» EXERCISE BRIEF
Beneath this sentence is a listing. Return its lines from the one containing "Output a JSON" through the last, exactly, and omit the pictures.

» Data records
.....
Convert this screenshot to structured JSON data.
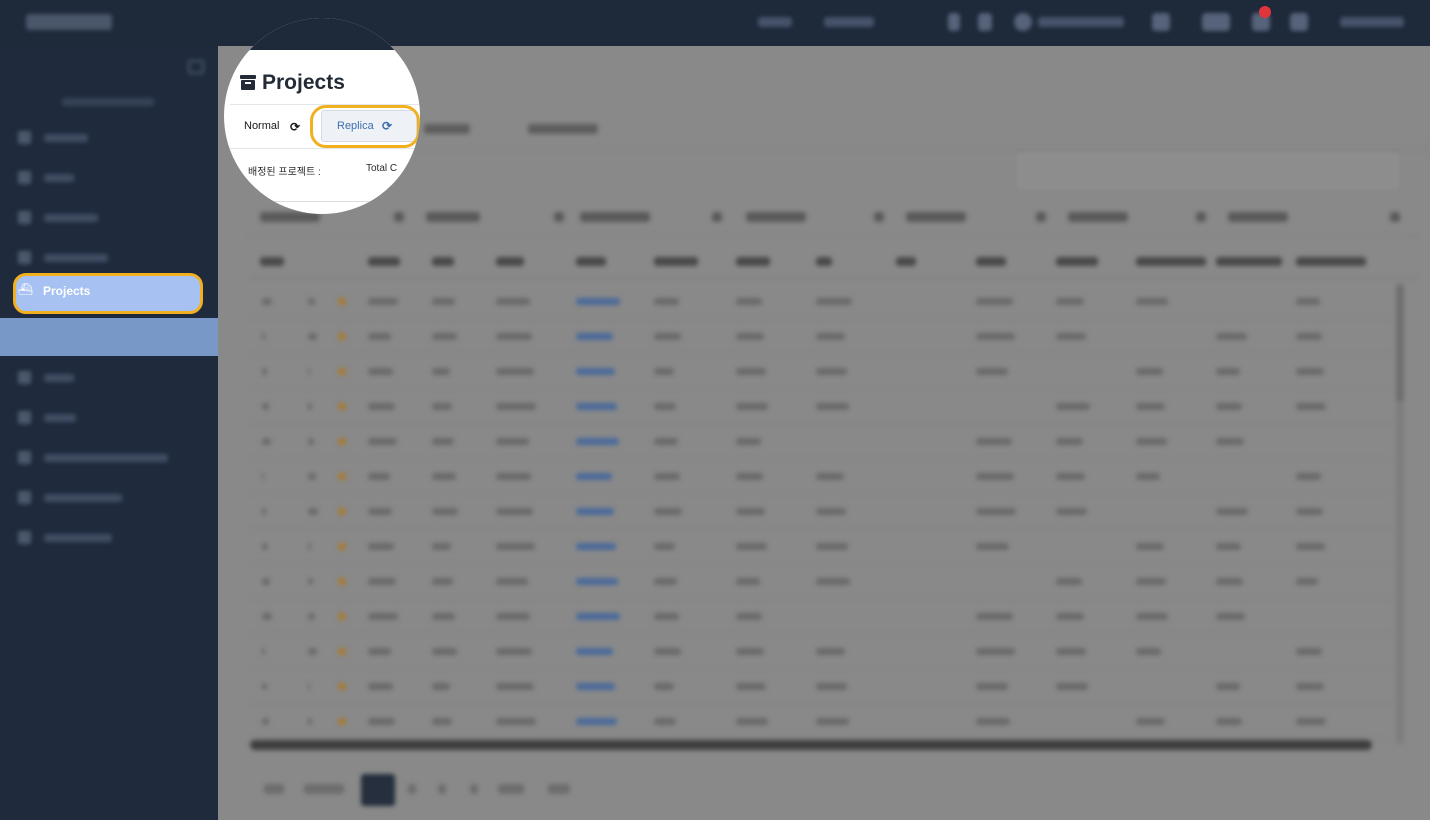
{
  "lens": {
    "title": "Projects",
    "tab_normal": "Normal",
    "tab_replica": "Replica",
    "refresh_glyph": "⟳",
    "assigned_projects_label": "배정된 프로젝트 :",
    "total_count_label": "Total C"
  },
  "sidebar": {
    "active_item": "Projects",
    "active_icon": "projects-icon"
  },
  "colors": {
    "highlight": "#f0b020",
    "sidebar_bg": "#1f2b3d",
    "active_item_bg": "#a7c2f2",
    "link": "#3d6fb0"
  },
  "notes_blurred": "Rest of page content is blurred/dimmed in the screenshot and not legible."
}
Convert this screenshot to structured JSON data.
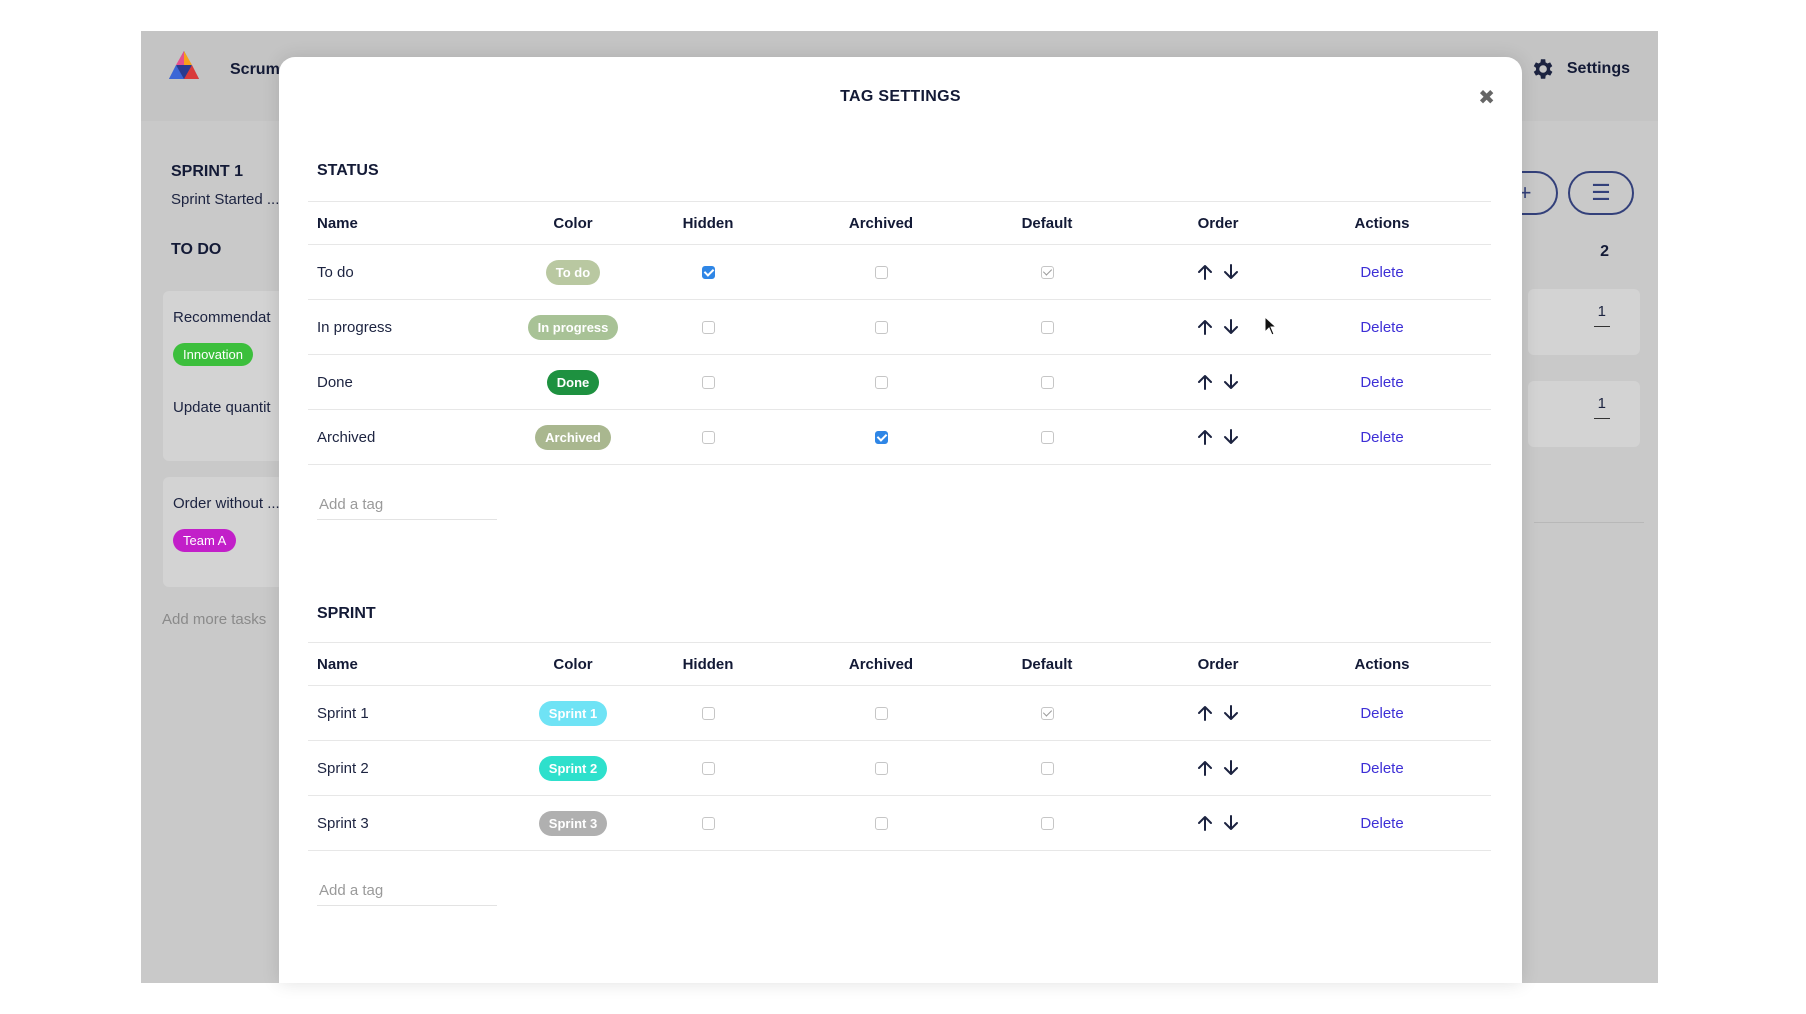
{
  "app": {
    "title": "Scrum",
    "settings_label": "Settings",
    "sprint_title": "SPRINT 1",
    "sprint_subtitle": "Sprint Started ...",
    "column_title": "TO DO",
    "column_count": "2",
    "cards": [
      {
        "text": "Recommendat",
        "tag": "Innovation",
        "tag_color": "#3cbf3c"
      },
      {
        "text": "Update quantit",
        "tag": "",
        "tag_color": ""
      },
      {
        "text": "Order without ...",
        "tag": "Team A",
        "tag_color": "#c21fc9"
      }
    ],
    "card_counts": [
      "1",
      "1"
    ],
    "add_more": "Add more tasks"
  },
  "modal": {
    "title": "TAG SETTINGS",
    "close_icon": "close-icon",
    "columns": [
      "Name",
      "Color",
      "Hidden",
      "Archived",
      "Default",
      "Order",
      "Actions"
    ],
    "status": {
      "title": "STATUS",
      "rows": [
        {
          "name": "To do",
          "badge": "To do",
          "badge_color": "#b9c8a1",
          "hidden": true,
          "archived": false,
          "default": true,
          "action": "Delete"
        },
        {
          "name": "In progress",
          "badge": "In progress",
          "badge_color": "#a8c296",
          "hidden": false,
          "archived": false,
          "default": false,
          "action": "Delete"
        },
        {
          "name": "Done",
          "badge": "Done",
          "badge_color": "#1e9140",
          "hidden": false,
          "archived": false,
          "default": false,
          "action": "Delete"
        },
        {
          "name": "Archived",
          "badge": "Archived",
          "badge_color": "#a9b78f",
          "hidden": false,
          "archived": true,
          "default": false,
          "action": "Delete"
        }
      ],
      "add_placeholder": "Add a tag"
    },
    "sprint": {
      "title": "SPRINT",
      "rows": [
        {
          "name": "Sprint 1",
          "badge": "Sprint 1",
          "badge_color": "#6fe3f5",
          "hidden": false,
          "archived": false,
          "default": true,
          "action": "Delete"
        },
        {
          "name": "Sprint 2",
          "badge": "Sprint 2",
          "badge_color": "#2ee0cc",
          "hidden": false,
          "archived": false,
          "default": false,
          "action": "Delete"
        },
        {
          "name": "Sprint 3",
          "badge": "Sprint 3",
          "badge_color": "#b0b0b0",
          "hidden": false,
          "archived": false,
          "default": false,
          "action": "Delete"
        }
      ],
      "add_placeholder": "Add a tag"
    }
  }
}
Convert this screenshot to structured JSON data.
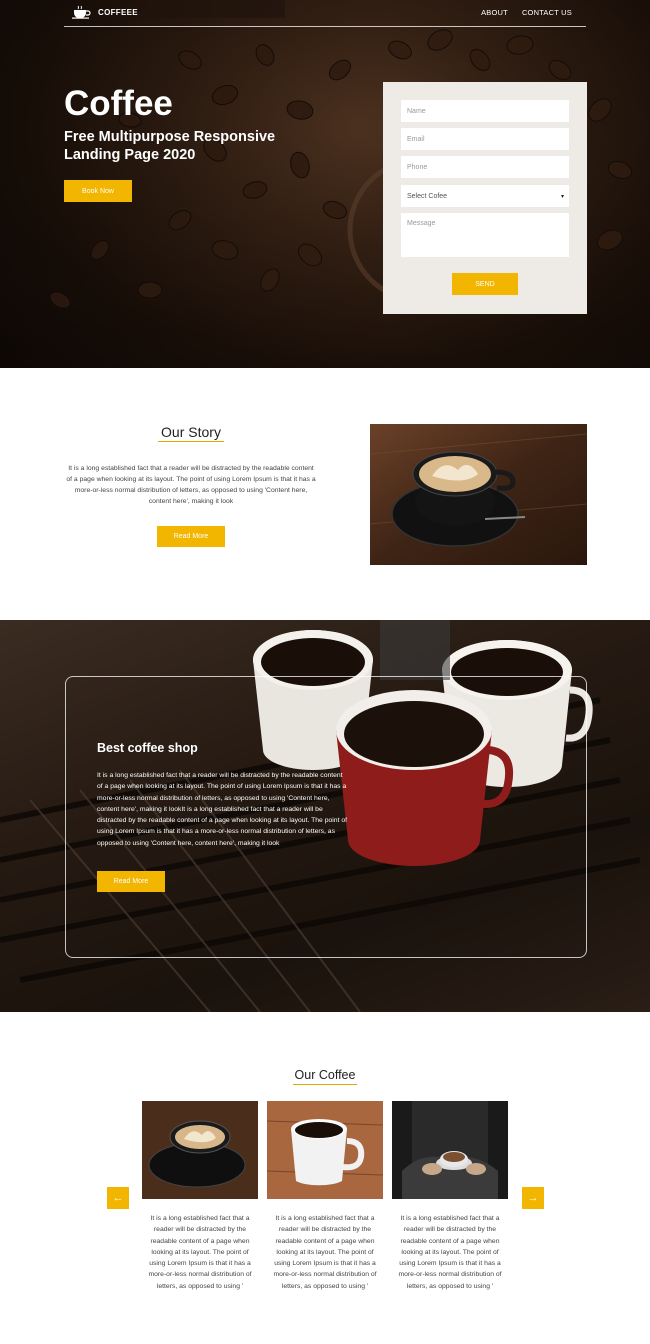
{
  "nav": {
    "logo_text": "COFFEEE",
    "links": [
      "ABOUT",
      "CONTACT US"
    ]
  },
  "hero": {
    "title": "Coffee",
    "subtitle": "Free Multipurpose Responsive Landing Page 2020",
    "book_button": "Book Now"
  },
  "form": {
    "name_placeholder": "Name",
    "email_placeholder": "Email",
    "phone_placeholder": "Phone",
    "select_value": "Select Cofee",
    "message_placeholder": "Message",
    "send_button": "SEND"
  },
  "story": {
    "title": "Our Story",
    "text": "It is a long established fact that a reader will be distracted by the readable content of a page when looking at its layout. The point of using Lorem Ipsum is that it has a more-or-less normal distribution of letters, as opposed to using 'Content here, content here', making it look",
    "button": "Read More"
  },
  "shop": {
    "title": "Best coffee shop",
    "text": "It is a long established fact that a reader will be distracted by the readable content of a page when looking at its layout. The point of using Lorem Ipsum is that it has a more-or-less normal distribution of letters, as opposed to using 'Content here, content here', making it lookIt is a long established fact that a reader will be distracted by the readable content of a page when looking at its layout. The point of using Lorem Ipsum is that it has a more-or-less normal distribution of letters, as opposed to using 'Content here, content here', making it look",
    "button": "Read More"
  },
  "our_coffee": {
    "title": "Our Coffee",
    "cards": [
      {
        "text": "It is a long established fact that a reader will be distracted by the readable content of a page when looking at its layout. The point of using Lorem Ipsum is that it has a more-or-less normal distribution of letters, as opposed to using '"
      },
      {
        "text": "It is a long established fact that a reader will be distracted by the readable content of a page when looking at its layout. The point of using Lorem Ipsum is that it has a more-or-less normal distribution of letters, as opposed to using '"
      },
      {
        "text": "It is a long established fact that a reader will be distracted by the readable content of a page when looking at its layout. The point of using Lorem Ipsum is that it has a more-or-less normal distribution of letters, as opposed to using '"
      }
    ],
    "prev_icon": "arrow-left-icon",
    "next_icon": "arrow-right-icon"
  },
  "colors": {
    "accent": "#f2b500",
    "hero_dark": "#1f120a",
    "form_bg": "#eeebe6"
  }
}
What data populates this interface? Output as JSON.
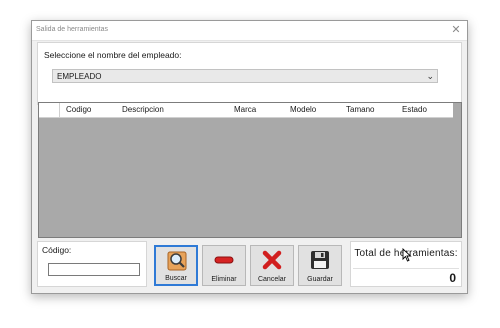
{
  "window": {
    "title": "Salida de herramientas",
    "close_symbol": "✕"
  },
  "employee_group": {
    "label": "Seleccione el nombre del empleado:",
    "combo_value": "EMPLEADO",
    "combo_arrow": "⌄"
  },
  "table": {
    "columns": [
      "Codigo",
      "Descripcion",
      "Marca",
      "Modelo",
      "Tamano",
      "Estado"
    ],
    "rows": []
  },
  "codigo": {
    "label": "Código:",
    "value": ""
  },
  "buttons": {
    "buscar": "Buscar",
    "eliminar": "Eliminar",
    "cancelar": "Cancelar",
    "guardar": "Guardar"
  },
  "total": {
    "label": "Total de herramientas:",
    "value": "0"
  },
  "colors": {
    "grid_background": "#a9a9a9",
    "window_background": "#f0f0f0",
    "active_border": "#2f7ad6",
    "cancel_red": "#d11f1f"
  },
  "icons": {
    "buscar": "magnifier-icon",
    "eliminar": "remove-icon",
    "cancelar": "red-x-icon",
    "guardar": "floppy-disk-icon"
  }
}
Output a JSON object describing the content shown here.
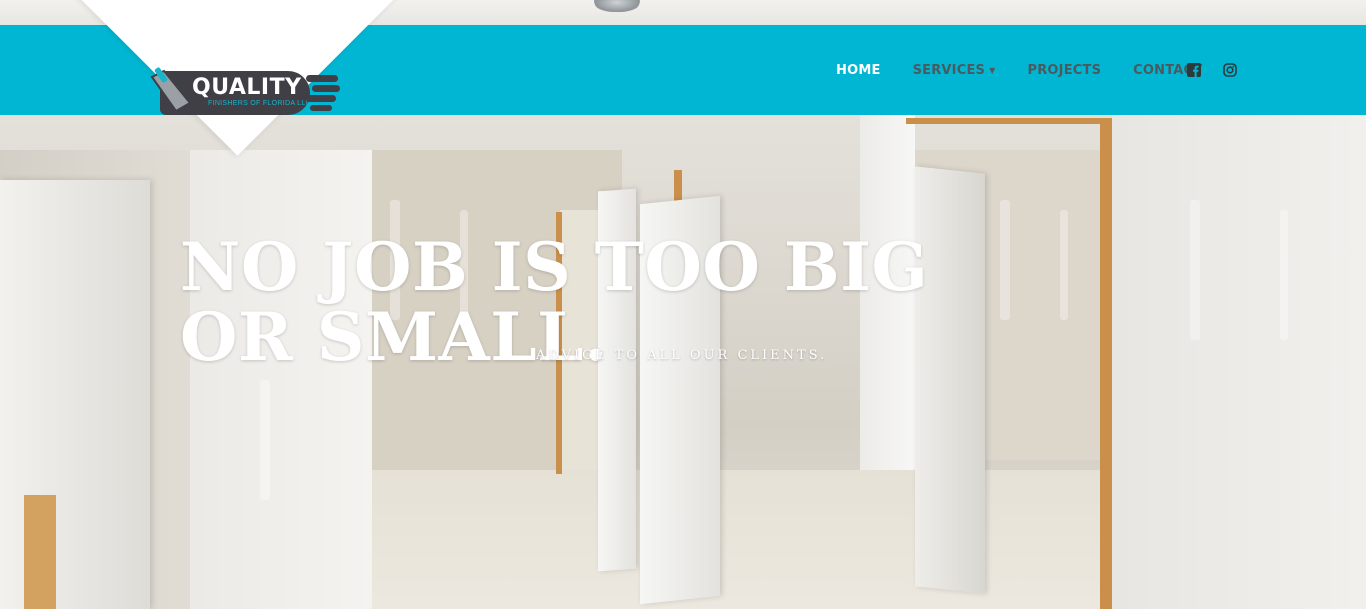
{
  "brand": {
    "name": "QUALITY",
    "tagline": "FINISHERS OF FLORIDA LLC",
    "primary_color": "#00b6d2",
    "logo_dark_color": "#3f3f45"
  },
  "nav": {
    "items": [
      {
        "label": "HOME",
        "active": true
      },
      {
        "label": "SERVICES",
        "has_dropdown": true
      },
      {
        "label": "PROJECTS"
      },
      {
        "label": "CONTACT"
      }
    ],
    "social": [
      {
        "icon": "facebook-icon"
      },
      {
        "icon": "instagram-icon"
      }
    ]
  },
  "hero": {
    "headline": "NO JOB IS TOO BIG OR SMALL.",
    "subline": "ADVICE TO ALL OUR CLIENTS."
  }
}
.....
» ANSWER TO THE PROBLEM
Output a JSON object describing the content shown here.
{
  "brand": {
    "name": "QUALITY",
    "tagline": "FINISHERS OF FLORIDA LLC",
    "primary_color": "#00b6d2",
    "logo_dark_color": "#3f3f45"
  },
  "nav": {
    "items": [
      {
        "label": "HOME",
        "active": true
      },
      {
        "label": "SERVICES",
        "has_dropdown": true
      },
      {
        "label": "PROJECTS"
      },
      {
        "label": "CONTACT"
      }
    ],
    "social": [
      {
        "icon": "facebook-icon"
      },
      {
        "icon": "instagram-icon"
      }
    ]
  },
  "hero": {
    "headline": "NO JOB IS TOO BIG OR SMALL.",
    "subline": "ADVICE TO ALL OUR CLIENTS."
  }
}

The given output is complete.